__Given request__
Each entry below should be echoed exactly, with pictures omitted.
= = = = = = =
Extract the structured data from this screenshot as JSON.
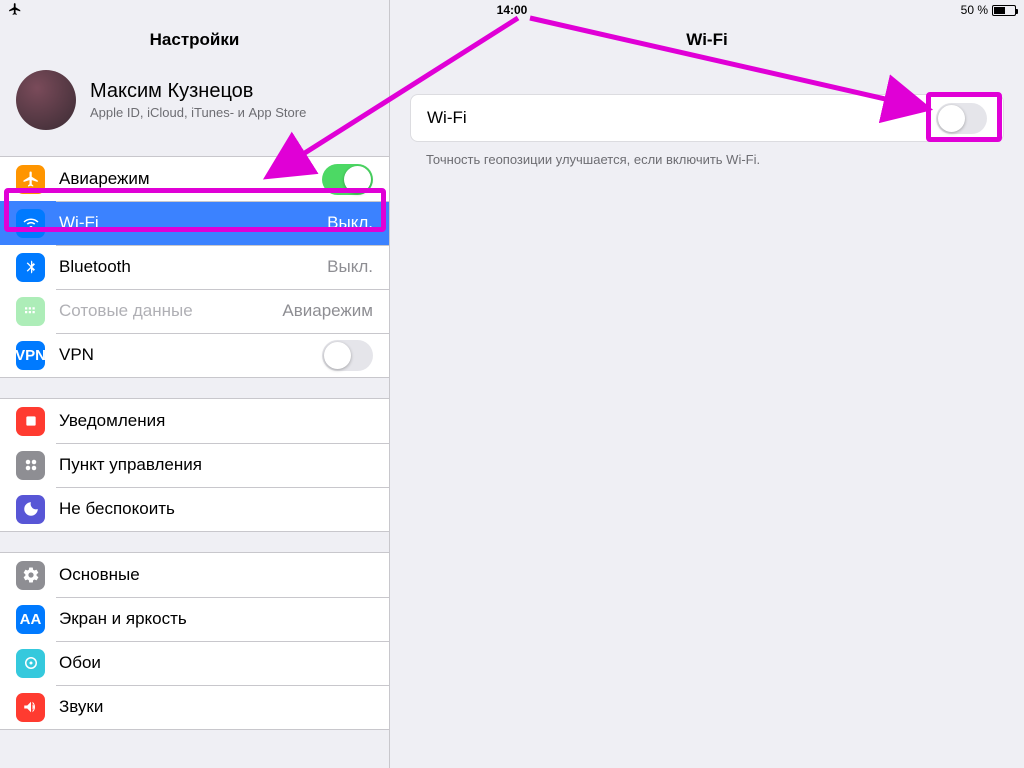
{
  "status": {
    "time": "14:00",
    "battery": "50 %"
  },
  "sidebar": {
    "title": "Настройки",
    "profile": {
      "name": "Максим Кузнецов",
      "sub": "Apple ID, iCloud, iTunes- и App Store"
    },
    "g1": {
      "airplane": "Авиарежим",
      "wifi": "Wi-Fi",
      "wifi_val": "Выкл.",
      "bt": "Bluetooth",
      "bt_val": "Выкл.",
      "cell": "Сотовые данные",
      "cell_val": "Авиарежим",
      "vpn": "VPN"
    },
    "g2": {
      "notif": "Уведомления",
      "cc": "Пункт управления",
      "dnd": "Не беспокоить"
    },
    "g3": {
      "general": "Основные",
      "display": "Экран и яркость",
      "wall": "Обои",
      "sound": "Звуки"
    }
  },
  "detail": {
    "title": "Wi-Fi",
    "row_label": "Wi-Fi",
    "footer": "Точность геопозиции улучшается, если включить Wi-Fi."
  },
  "icons": {
    "vpn": "VPN",
    "display": "AA"
  }
}
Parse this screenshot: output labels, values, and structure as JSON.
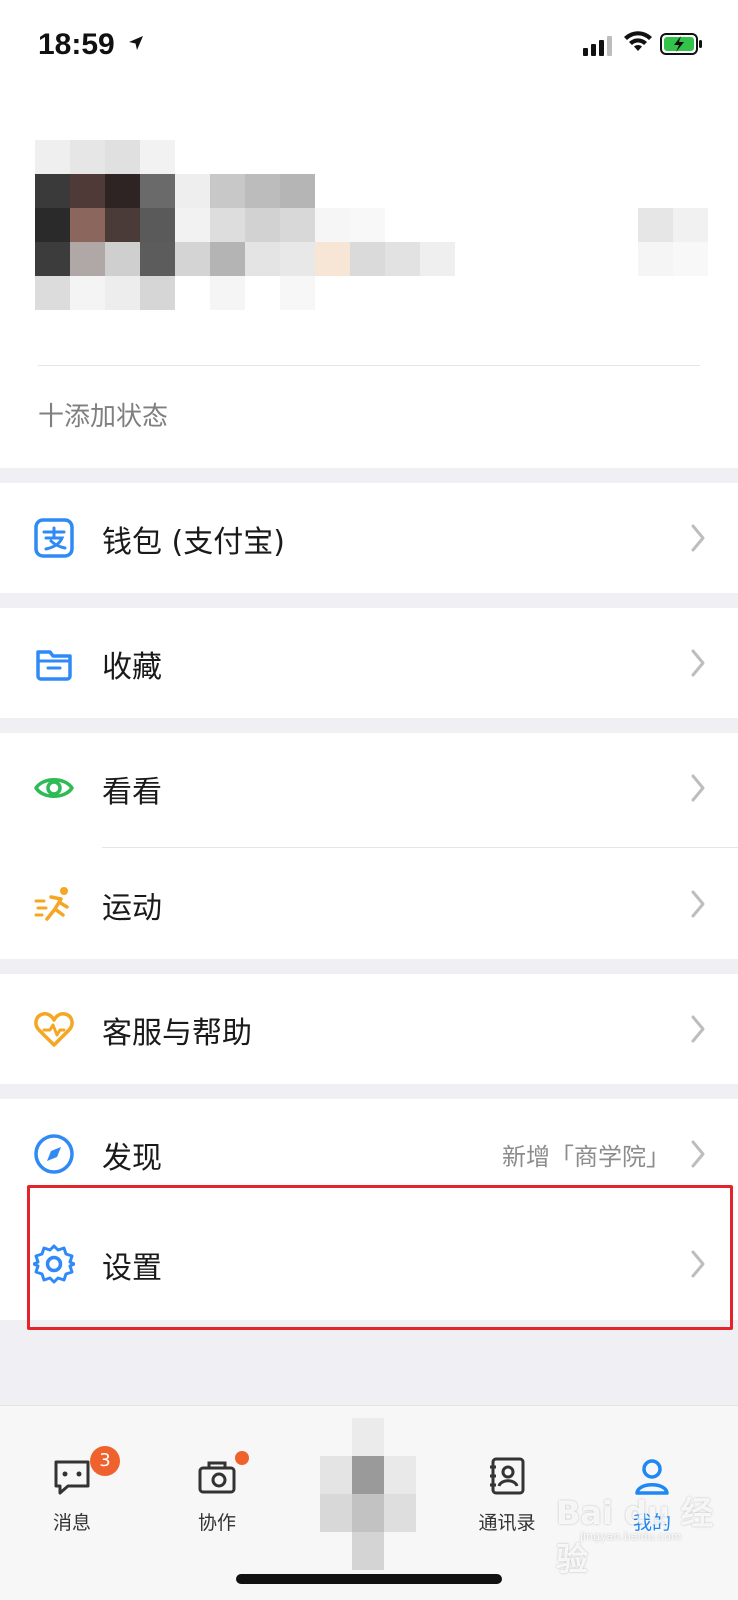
{
  "status_bar": {
    "time": "18:59",
    "icons": [
      "location-arrow-icon",
      "signal-icon",
      "wifi-icon",
      "battery-charging-icon"
    ]
  },
  "profile": {
    "add_status": "十添加状态",
    "avatar_note": "pixelated"
  },
  "menu": {
    "wallet": {
      "label": "钱包 (支付宝)",
      "icon": "alipay-icon",
      "color": "#2f8af5"
    },
    "favorites": {
      "label": "收藏",
      "icon": "folder-icon",
      "color": "#2f8af5"
    },
    "look": {
      "label": "看看",
      "icon": "eye-icon",
      "color": "#2dbb55"
    },
    "sports": {
      "label": "运动",
      "icon": "running-icon",
      "color": "#f5a623"
    },
    "help": {
      "label": "客服与帮助",
      "icon": "heart-icon",
      "color": "#f5a623"
    },
    "discover": {
      "label": "发现",
      "sub": "新增「商学院」",
      "icon": "compass-icon",
      "color": "#2f8af5"
    },
    "settings": {
      "label": "设置",
      "icon": "gear-icon",
      "color": "#2f8af5"
    }
  },
  "tabbar": {
    "messages": {
      "label": "消息",
      "badge": "3"
    },
    "collab": {
      "label": "协作"
    },
    "contacts": {
      "label": "通讯录"
    },
    "me": {
      "label": "我的",
      "active": true
    }
  },
  "watermark": {
    "main": "Bai du 经验",
    "sub": "jingyan.baidu.com"
  },
  "colors": {
    "accent": "#1e88f5",
    "highlight_border": "#e3242b",
    "badge": "#f0622d"
  }
}
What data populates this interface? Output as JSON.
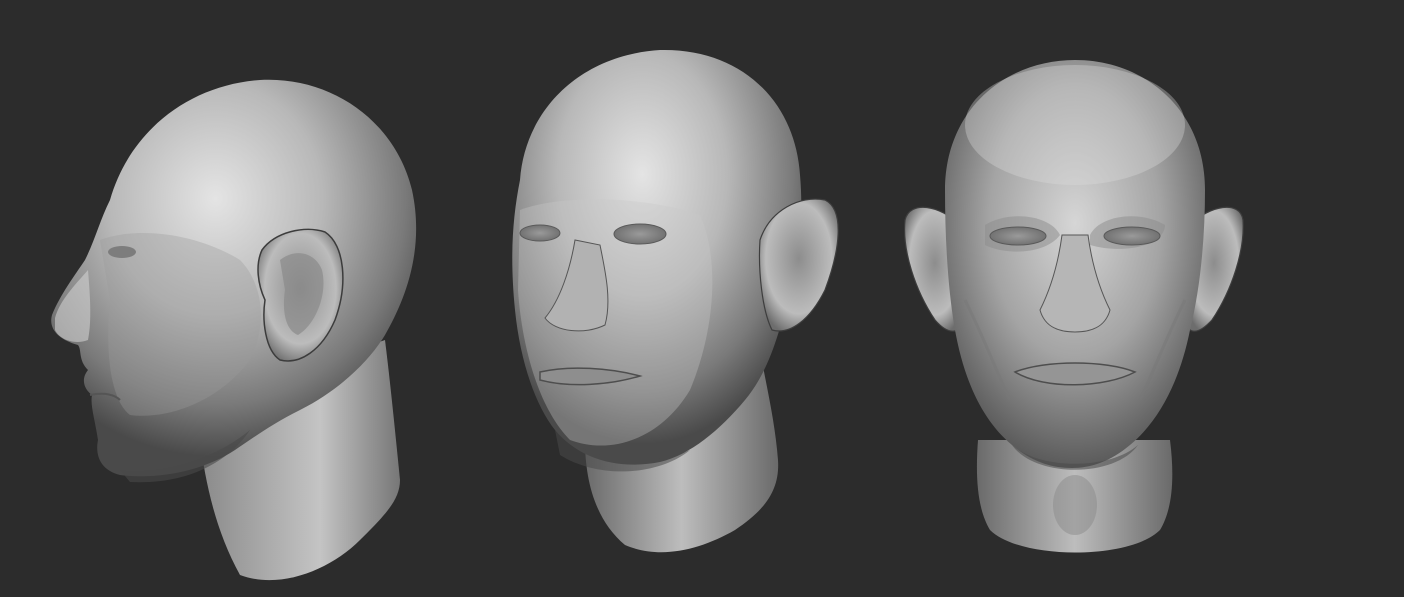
{
  "scene": {
    "background_color": "#2c2c2c",
    "material_color": "#a9a9a9",
    "highlight_color": "#e2e2e2",
    "shadow_color": "#3a3a3a",
    "subjects": [
      {
        "id": "head-side-view",
        "view": "profile-left",
        "icon": "sculpted-head"
      },
      {
        "id": "head-three-quarter-view",
        "view": "three-quarter",
        "icon": "sculpted-head"
      },
      {
        "id": "head-front-view",
        "view": "front",
        "icon": "sculpted-head"
      }
    ]
  }
}
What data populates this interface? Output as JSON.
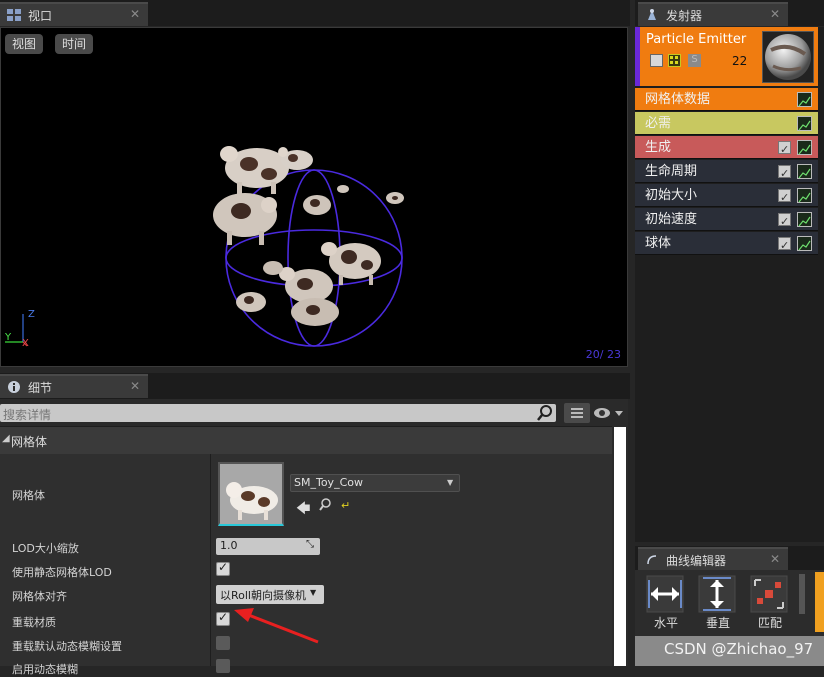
{
  "viewport_tab": {
    "title": "视口"
  },
  "viewport": {
    "buttons": [
      "视图",
      "时间"
    ],
    "frame_count": "20/ 23",
    "axis": {
      "z": "Z",
      "y": "Y",
      "x": "X"
    }
  },
  "emitter_tab": {
    "title": "发射器"
  },
  "emitter": {
    "name": "Particle Emitter",
    "count": "22",
    "s_label": "S",
    "modules": [
      {
        "label": "网格体数据",
        "color": "#f07c10",
        "has_check": false
      },
      {
        "label": "必需",
        "color": "#c8c860",
        "has_check": false
      },
      {
        "label": "生成",
        "color": "#c85a5a",
        "has_check": true
      },
      {
        "label": "生命周期",
        "color": "#2a2e38",
        "has_check": true
      },
      {
        "label": "初始大小",
        "color": "#2a2e38",
        "has_check": true
      },
      {
        "label": "初始速度",
        "color": "#2a2e38",
        "has_check": true
      },
      {
        "label": "球体",
        "color": "#2a2e38",
        "has_check": true
      }
    ]
  },
  "details_tab": {
    "title": "细节"
  },
  "details": {
    "search_placeholder": "搜索详情",
    "section": "网格体",
    "mesh_label": "网格体",
    "mesh_value": "SM_Toy_Cow",
    "rows": [
      {
        "label": "LOD大小缩放",
        "value": "1.0"
      },
      {
        "label": "使用静态网格体LOD",
        "checked": true
      },
      {
        "label": "网格体对齐",
        "value": "以Roll朝向摄像机"
      },
      {
        "label": "重载材质",
        "checked": true
      },
      {
        "label": "重载默认动态模糊设置",
        "checked": false
      },
      {
        "label": "启用动态模糊",
        "checked": false
      }
    ]
  },
  "curve_tab": {
    "title": "曲线编辑器"
  },
  "curve": {
    "buttons": [
      "水平",
      "垂直",
      "匹配"
    ]
  },
  "watermark": "CSDN @Zhichao_97",
  "colors": {
    "accent_orange": "#f07c10",
    "purple": "#6a28d8",
    "viewport_bg": "#000000"
  }
}
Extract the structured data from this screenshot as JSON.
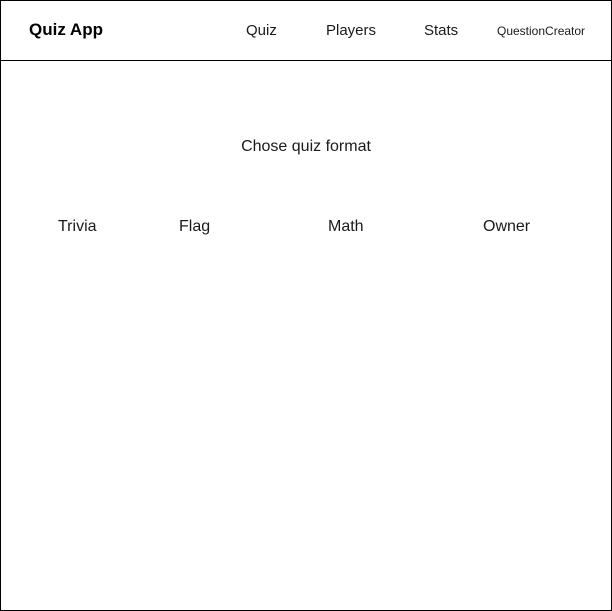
{
  "header": {
    "brand": "Quiz App",
    "nav": [
      {
        "label": "Quiz"
      },
      {
        "label": "Players"
      },
      {
        "label": "Stats"
      },
      {
        "label": "QuestionCreator"
      }
    ]
  },
  "main": {
    "prompt": "Chose quiz format",
    "formats": [
      {
        "label": "Trivia"
      },
      {
        "label": "Flag"
      },
      {
        "label": "Math"
      },
      {
        "label": "Owner"
      }
    ]
  }
}
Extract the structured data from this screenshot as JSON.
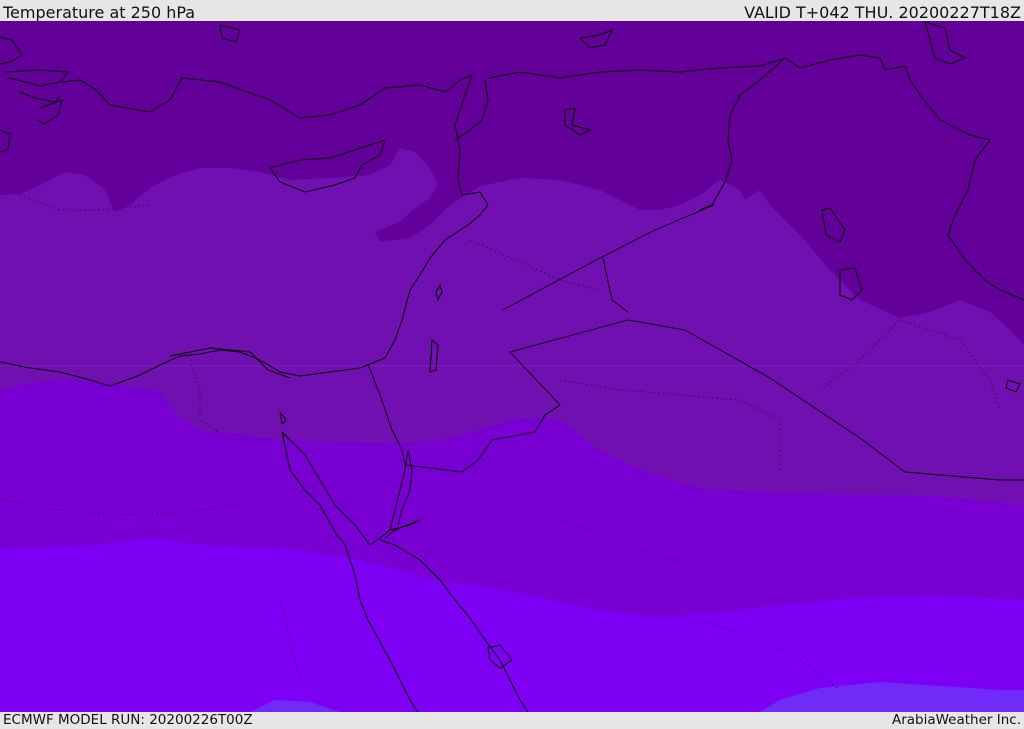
{
  "header": {
    "title": "Temperature at 250 hPa",
    "valid": "VALID T+042 THU. 20200227T18Z"
  },
  "footer": {
    "model_run": "ECMWF MODEL RUN: 20200226T00Z",
    "credit": "ArabiaWeather Inc."
  },
  "colors": {
    "band_coldest": "#63009a",
    "band_cold": "#7010b0",
    "band_mid": "#7900d2",
    "band_warm": "#7d00f5",
    "band_warmest": "#6f2cf7",
    "coastline": "#000000",
    "bar_bg": "#e6e6e6"
  }
}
= = = = = = =
__Answer to the exercise__
Extract the structured data from this screenshot as JSON.
{
  "status": {
    "time": "14:00",
    "battery": "50 %"
  },
  "sidebar": {
    "title": "Настройки",
    "profile": {
      "name": "Максим Кузнецов",
      "sub": "Apple ID, iCloud, iTunes- и App Store"
    },
    "g1": {
      "airplane": "Авиарежим",
      "wifi": "Wi-Fi",
      "wifi_val": "Выкл.",
      "bt": "Bluetooth",
      "bt_val": "Выкл.",
      "cell": "Сотовые данные",
      "cell_val": "Авиарежим",
      "vpn": "VPN"
    },
    "g2": {
      "notif": "Уведомления",
      "cc": "Пункт управления",
      "dnd": "Не беспокоить"
    },
    "g3": {
      "general": "Основные",
      "display": "Экран и яркость",
      "wall": "Обои",
      "sound": "Звуки"
    }
  },
  "detail": {
    "title": "Wi-Fi",
    "row_label": "Wi-Fi",
    "footer": "Точность геопозиции улучшается, если включить Wi-Fi."
  },
  "icons": {
    "vpn": "VPN",
    "display": "AA"
  }
}
Parse this screenshot: output labels, values, and structure as JSON.
{
  "status_bar": {
    "time": "18:59",
    "icons": [
      "location-arrow-icon",
      "signal-icon",
      "wifi-icon",
      "battery-charging-icon"
    ]
  },
  "profile": {
    "add_status": "十添加状态",
    "avatar_note": "pixelated"
  },
  "menu": {
    "wallet": {
      "label": "钱包 (支付宝)",
      "icon": "alipay-icon",
      "color": "#2f8af5"
    },
    "favorites": {
      "label": "收藏",
      "icon": "folder-icon",
      "color": "#2f8af5"
    },
    "look": {
      "label": "看看",
      "icon": "eye-icon",
      "color": "#2dbb55"
    },
    "sports": {
      "label": "运动",
      "icon": "running-icon",
      "color": "#f5a623"
    },
    "help": {
      "label": "客服与帮助",
      "icon": "heart-icon",
      "color": "#f5a623"
    },
    "discover": {
      "label": "发现",
      "sub": "新增「商学院」",
      "icon": "compass-icon",
      "color": "#2f8af5"
    },
    "settings": {
      "label": "设置",
      "icon": "gear-icon",
      "color": "#2f8af5"
    }
  },
  "tabbar": {
    "messages": {
      "label": "消息",
      "badge": "3"
    },
    "collab": {
      "label": "协作"
    },
    "contacts": {
      "label": "通讯录"
    },
    "me": {
      "label": "我的",
      "active": true
    }
  },
  "watermark": {
    "main": "Bai du 经验",
    "sub": "jingyan.baidu.com"
  },
  "colors": {
    "accent": "#1e88f5",
    "highlight_border": "#e3242b",
    "badge": "#f0622d"
  }
}
What data populates this interface? Output as JSON.
{
  "scene": {
    "background_color": "#2c2c2c",
    "material_color": "#a9a9a9",
    "highlight_color": "#e2e2e2",
    "shadow_color": "#3a3a3a",
    "subjects": [
      {
        "id": "head-side-view",
        "view": "profile-left",
        "icon": "sculpted-head"
      },
      {
        "id": "head-three-quarter-view",
        "view": "three-quarter",
        "icon": "sculpted-head"
      },
      {
        "id": "head-front-view",
        "view": "front",
        "icon": "sculpted-head"
      }
    ]
  }
}
What data populates this interface? Output as JSON.
{
  "viewport_tab": {
    "title": "视口"
  },
  "viewport": {
    "buttons": [
      "视图",
      "时间"
    ],
    "frame_count": "20/ 23",
    "axis": {
      "z": "Z",
      "y": "Y",
      "x": "X"
    }
  },
  "emitter_tab": {
    "title": "发射器"
  },
  "emitter": {
    "name": "Particle Emitter",
    "count": "22",
    "s_label": "S",
    "modules": [
      {
        "label": "网格体数据",
        "color": "#f07c10",
        "has_check": false
      },
      {
        "label": "必需",
        "color": "#c8c860",
        "has_check": false
      },
      {
        "label": "生成",
        "color": "#c85a5a",
        "has_check": true
      },
      {
        "label": "生命周期",
        "color": "#2a2e38",
        "has_check": true
      },
      {
        "label": "初始大小",
        "color": "#2a2e38",
        "has_check": true
      },
      {
        "label": "初始速度",
        "color": "#2a2e38",
        "has_check": true
      },
      {
        "label": "球体",
        "color": "#2a2e38",
        "has_check": true
      }
    ]
  },
  "details_tab": {
    "title": "细节"
  },
  "details": {
    "search_placeholder": "搜索详情",
    "section": "网格体",
    "mesh_label": "网格体",
    "mesh_value": "SM_Toy_Cow",
    "rows": [
      {
        "label": "LOD大小缩放",
        "value": "1.0"
      },
      {
        "label": "使用静态网格体LOD",
        "checked": true
      },
      {
        "label": "网格体对齐",
        "value": "以Roll朝向摄像机"
      },
      {
        "label": "重载材质",
        "checked": true
      },
      {
        "label": "重载默认动态模糊设置",
        "checked": false
      },
      {
        "label": "启用动态模糊",
        "checked": false
      }
    ]
  },
  "curve_tab": {
    "title": "曲线编辑器"
  },
  "curve": {
    "buttons": [
      "水平",
      "垂直",
      "匹配"
    ]
  },
  "watermark": "CSDN @Zhichao_97",
  "colors": {
    "accent_orange": "#f07c10",
    "purple": "#6a28d8",
    "viewport_bg": "#000000"
  }
}
Extract the structured data from this screenshot as JSON.
{
  "header": {
    "brand": "Quiz App",
    "nav": [
      {
        "label": "Quiz"
      },
      {
        "label": "Players"
      },
      {
        "label": "Stats"
      },
      {
        "label": "QuestionCreator"
      }
    ]
  },
  "main": {
    "prompt": "Chose quiz format",
    "formats": [
      {
        "label": "Trivia"
      },
      {
        "label": "Flag"
      },
      {
        "label": "Math"
      },
      {
        "label": "Owner"
      }
    ]
  }
}
Extract the structured data from this screenshot as JSON.
{
  "header": {
    "title": "Temperature at 250 hPa",
    "valid": "VALID T+042 THU. 20200227T18Z"
  },
  "footer": {
    "model_run": "ECMWF MODEL RUN: 20200226T00Z",
    "credit": "ArabiaWeather Inc."
  },
  "colors": {
    "band_coldest": "#63009a",
    "band_cold": "#7010b0",
    "band_mid": "#7900d2",
    "band_warm": "#7d00f5",
    "band_warmest": "#6f2cf7",
    "coastline": "#000000",
    "bar_bg": "#e6e6e6"
  }
}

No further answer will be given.